[Collected data entries]
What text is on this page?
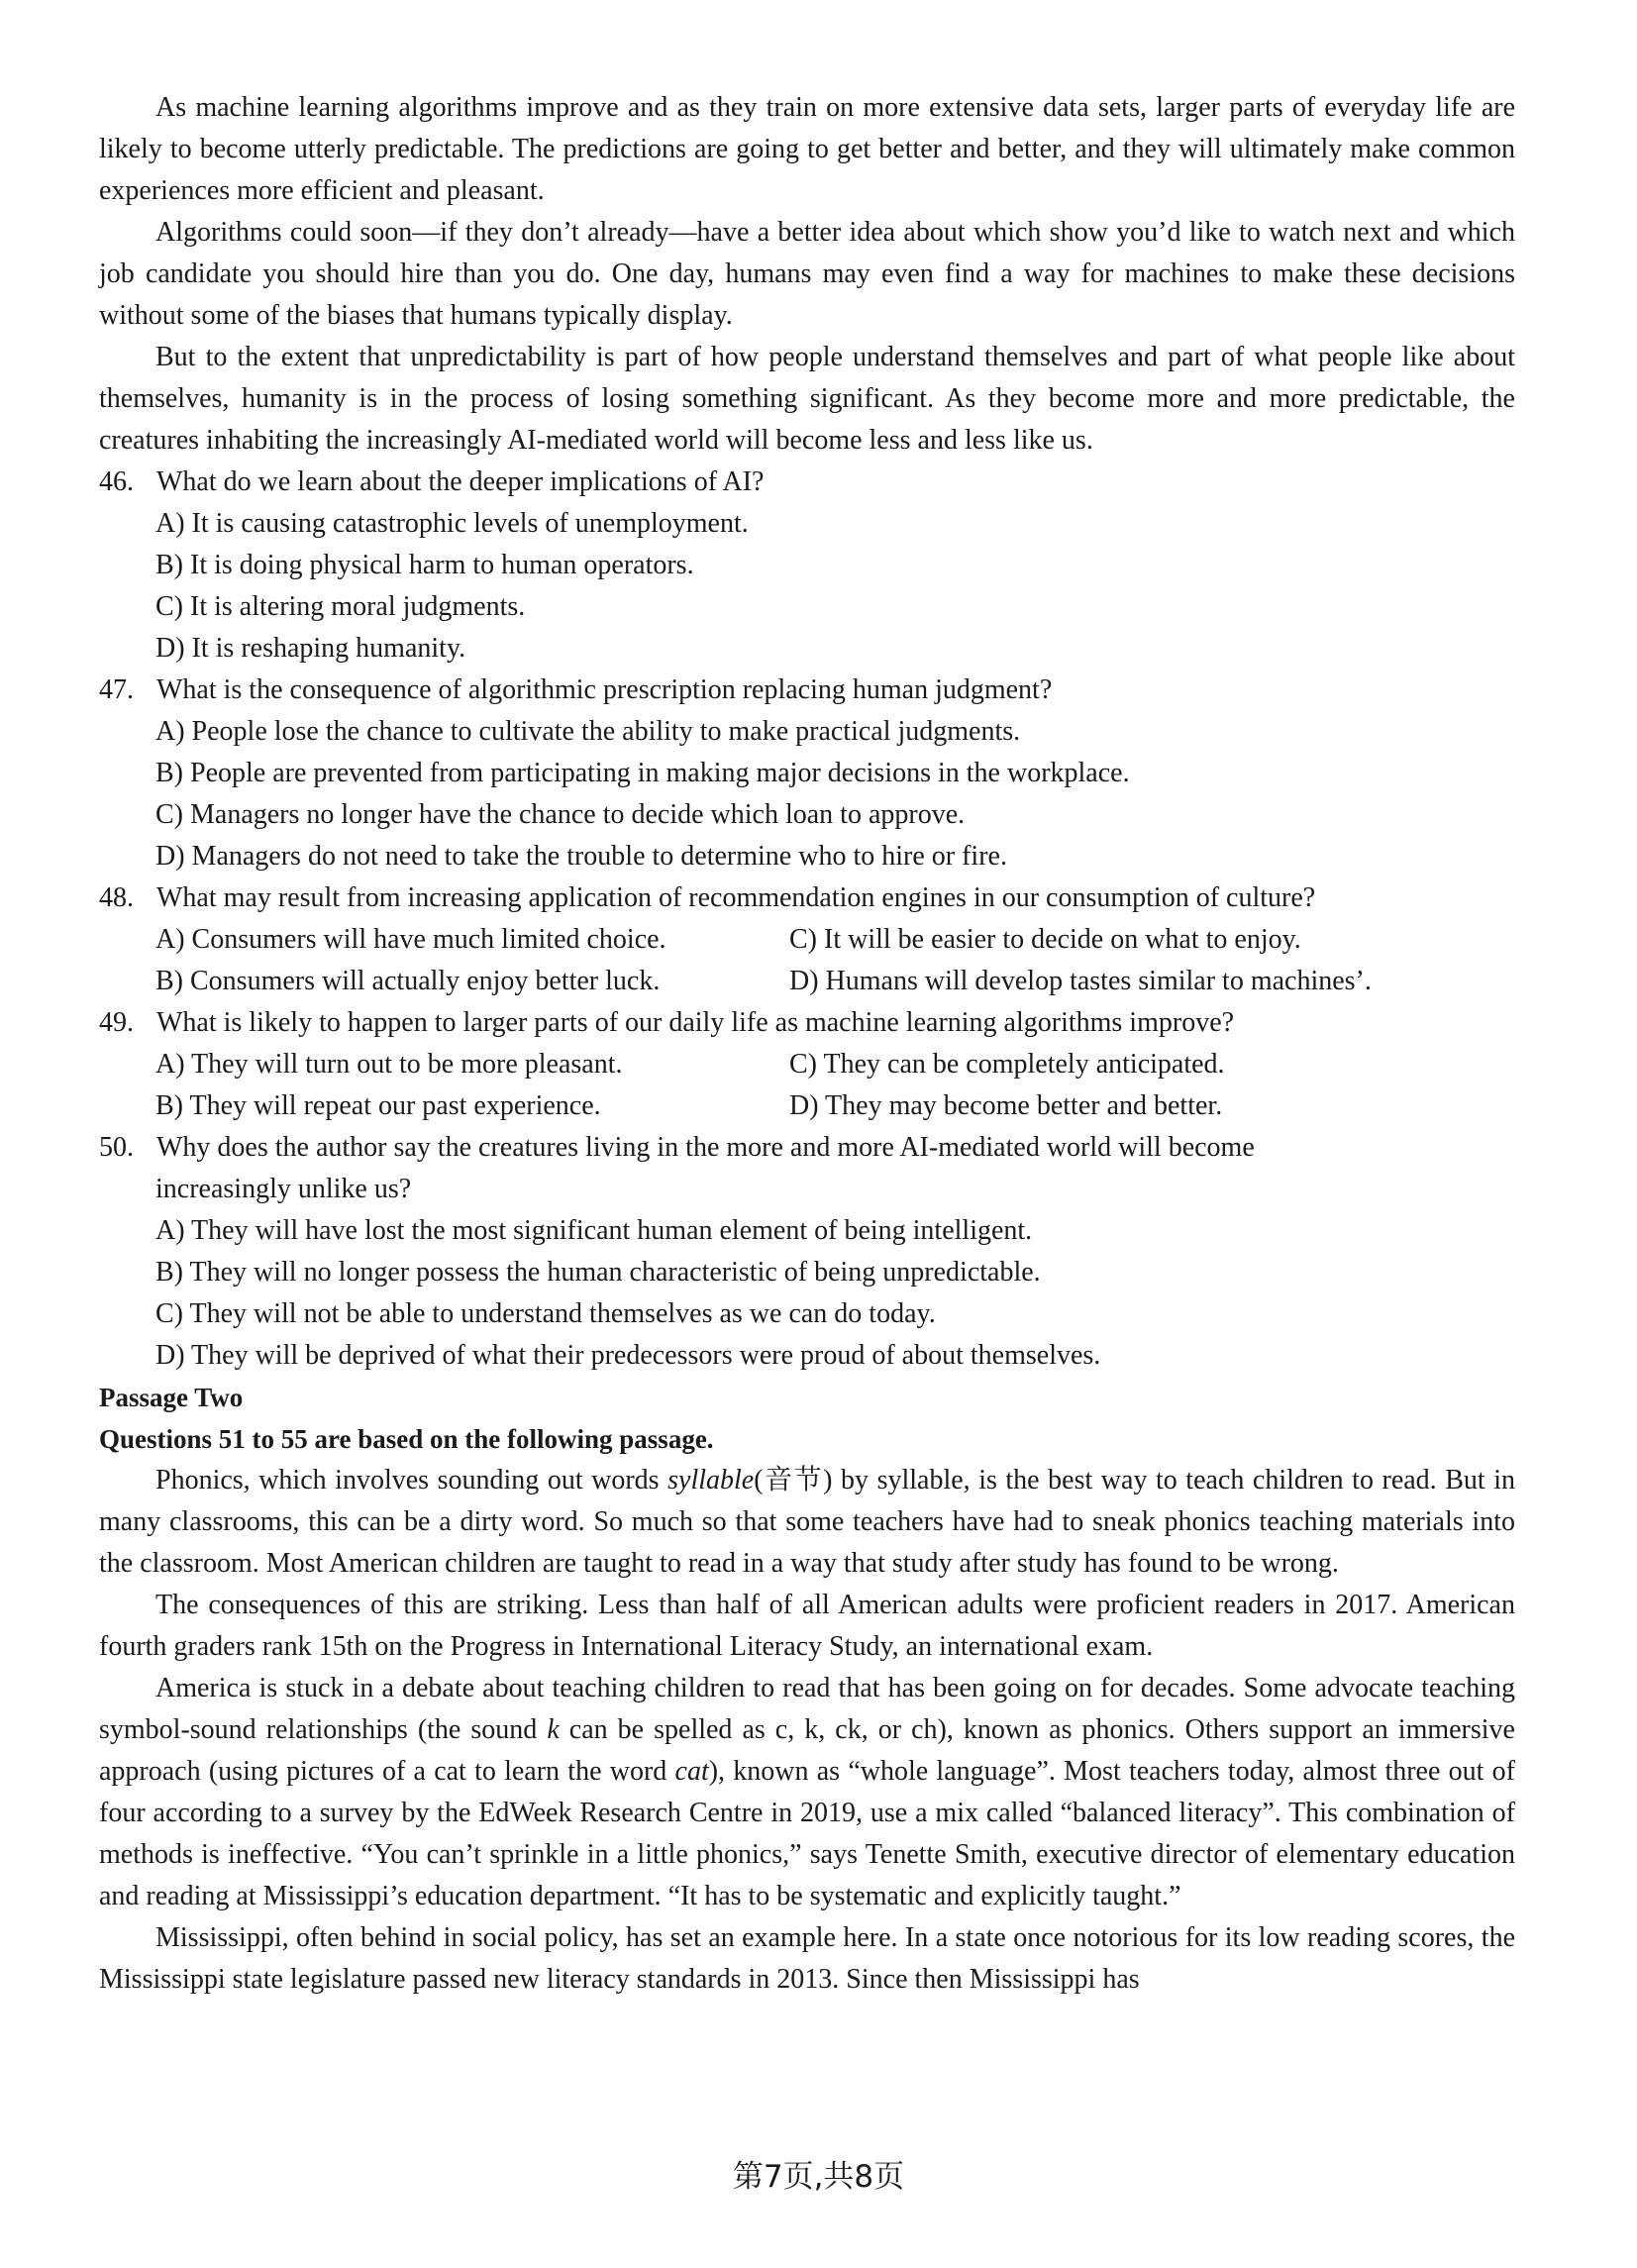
As machine learning algorithms improve and as they train on more extensive data sets, larger parts of everyday life are likely to become utterly predictable. The predictions are going to get better and better, and they will ultimately make common experiences more efficient and pleasant.

Algorithms could soon—if they don’t already—have a better idea about which show you’d like to watch next and which job candidate you should hire than you do. One day, humans may even find a way for machines to make these decisions without some of the biases that humans typically display.

But to the extent that unpredictability is part of how people understand themselves and part of what people like about themselves, humanity is in the process of losing something significant. As they become more and more predictable, the creatures inhabiting the increasingly AI-mediated world will become less and less like us.

46. What do we learn about the deeper implications of AI?

A) It is causing catastrophic levels of unemployment.

B) It is doing physical harm to human operators.

C) It is altering moral judgments.

D) It is reshaping humanity.

47. What is the consequence of algorithmic prescription replacing human judgment?

A) People lose the chance to cultivate the ability to make practical judgments.

B) People are prevented from participating in making major decisions in the workplace.

C) Managers no longer have the chance to decide which loan to approve.

D) Managers do not need to take the trouble to determine who to hire or fire.

48. What may result from increasing application of recommendation engines in our consumption of culture?

A) Consumers will have much limited choice.	C) It will be easier to decide on what to enjoy.
B) Consumers will actually enjoy better luck.	D) Humans will develop tastes similar to machines’.

49. What is likely to happen to larger parts of our daily life as machine learning algorithms improve?

A) They will turn out to be more pleasant.	C) They can be completely anticipated.
B) They will repeat our past experience.	D) They may become better and better.

50. Why does the author say the creatures living in the more and more AI-mediated world will become

increasingly unlike us?

A) They will have lost the most significant human element of being intelligent.

B) They will no longer possess the human characteristic of being unpredictable.

C) They will not be able to understand themselves as we can do today.

D) They will be deprived of what their predecessors were proud of about themselves.

Passage Two

Questions 51 to 55 are based on the following passage.

Phonics, which involves sounding out words syllable(音节) by syllable, is the best way to teach children to read. But in many classrooms, this can be a dirty word. So much so that some teachers have had to sneak phonics teaching materials into the classroom. Most American children are taught to read in a way that study after study has found to be wrong.

The consequences of this are striking. Less than half of all American adults were proficient readers in 2017. American fourth graders rank 15th on the Progress in International Literacy Study, an international exam.

America is stuck in a debate about teaching children to read that has been going on for decades. Some advocate teaching symbol-sound relationships (the sound k can be spelled as c, k, ck, or ch), known as phonics. Others support an immersive approach (using pictures of a cat to learn the word cat), known as “whole language”. Most teachers today, almost three out of four according to a survey by the EdWeek Research Centre in 2019, use a mix called “balanced literacy”. This combination of methods is ineffective. “You can’t sprinkle in a little phonics,” says Tenette Smith, executive director of elementary education and reading at Mississippi’s education department. “It has to be systematic and explicitly taught.”

Mississippi, often behind in social policy, has set an example here. In a state once notorious for its low reading scores, the Mississippi state legislature passed new literacy standards in 2013. Since then Mississippi has

第7页,共8页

TASK DETAILS
Above are the records; reproduce them exactly and leave out the pictures.

WRITTEN ANSWER
What text is on this page?
As machine learning algorithms improve and as they train on more extensive data sets, larger parts of everyday life are likely to become utterly predictable. The predictions are going to get better and better, and they will ultimately make common experiences more efficient and pleasant.

Algorithms could soon—if they don’t already—have a better idea about which show you’d like to watch next and which job candidate you should hire than you do. One day, humans may even find a way for machines to make these decisions without some of the biases that humans typically display.

But to the extent that unpredictability is part of how people understand themselves and part of what people like about themselves, humanity is in the process of losing something significant. As they become more and more predictable, the creatures inhabiting the increasingly AI-mediated world will become less and less like us.

46. What do we learn about the deeper implications of AI?

A) It is causing catastrophic levels of unemployment.

B) It is doing physical harm to human operators.

C) It is altering moral judgments.

D) It is reshaping humanity.

47. What is the consequence of algorithmic prescription replacing human judgment?

A) People lose the chance to cultivate the ability to make practical judgments.

B) People are prevented from participating in making major decisions in the workplace.

C) Managers no longer have the chance to decide which loan to approve.

D) Managers do not need to take the trouble to determine who to hire or fire.

48. What may result from increasing application of recommendation engines in our consumption of culture?

A) Consumers will have much limited choice.	C) It will be easier to decide on what to enjoy.
B) Consumers will actually enjoy better luck.	D) Humans will develop tastes similar to machines’.

49. What is likely to happen to larger parts of our daily life as machine learning algorithms improve?

A) They will turn out to be more pleasant.	C) They can be completely anticipated.
B) They will repeat our past experience.	D) They may become better and better.

50. Why does the author say the creatures living in the more and more AI-mediated world will become

increasingly unlike us?

A) They will have lost the most significant human element of being intelligent.

B) They will no longer possess the human characteristic of being unpredictable.

C) They will not be able to understand themselves as we can do today.

D) They will be deprived of what their predecessors were proud of about themselves.

Passage Two

Questions 51 to 55 are based on the following passage.

Phonics, which involves sounding out words syllable(音节) by syllable, is the best way to teach children to read. But in many classrooms, this can be a dirty word. So much so that some teachers have had to sneak phonics teaching materials into the classroom. Most American children are taught to read in a way that study after study has found to be wrong.

The consequences of this are striking. Less than half of all American adults were proficient readers in 2017. American fourth graders rank 15th on the Progress in International Literacy Study, an international exam.

America is stuck in a debate about teaching children to read that has been going on for decades. Some advocate teaching symbol-sound relationships (the sound k can be spelled as c, k, ck, or ch), known as phonics. Others support an immersive approach (using pictures of a cat to learn the word cat), known as “whole language”. Most teachers today, almost three out of four according to a survey by the EdWeek Research Centre in 2019, use a mix called “balanced literacy”. This combination of methods is ineffective. “You can’t sprinkle in a little phonics,” says Tenette Smith, executive director of elementary education and reading at Mississippi’s education department. “It has to be systematic and explicitly taught.”

Mississippi, often behind in social policy, has set an example here. In a state once notorious for its low reading scores, the Mississippi state legislature passed new literacy standards in 2013. Since then Mississippi has

第7页,共8页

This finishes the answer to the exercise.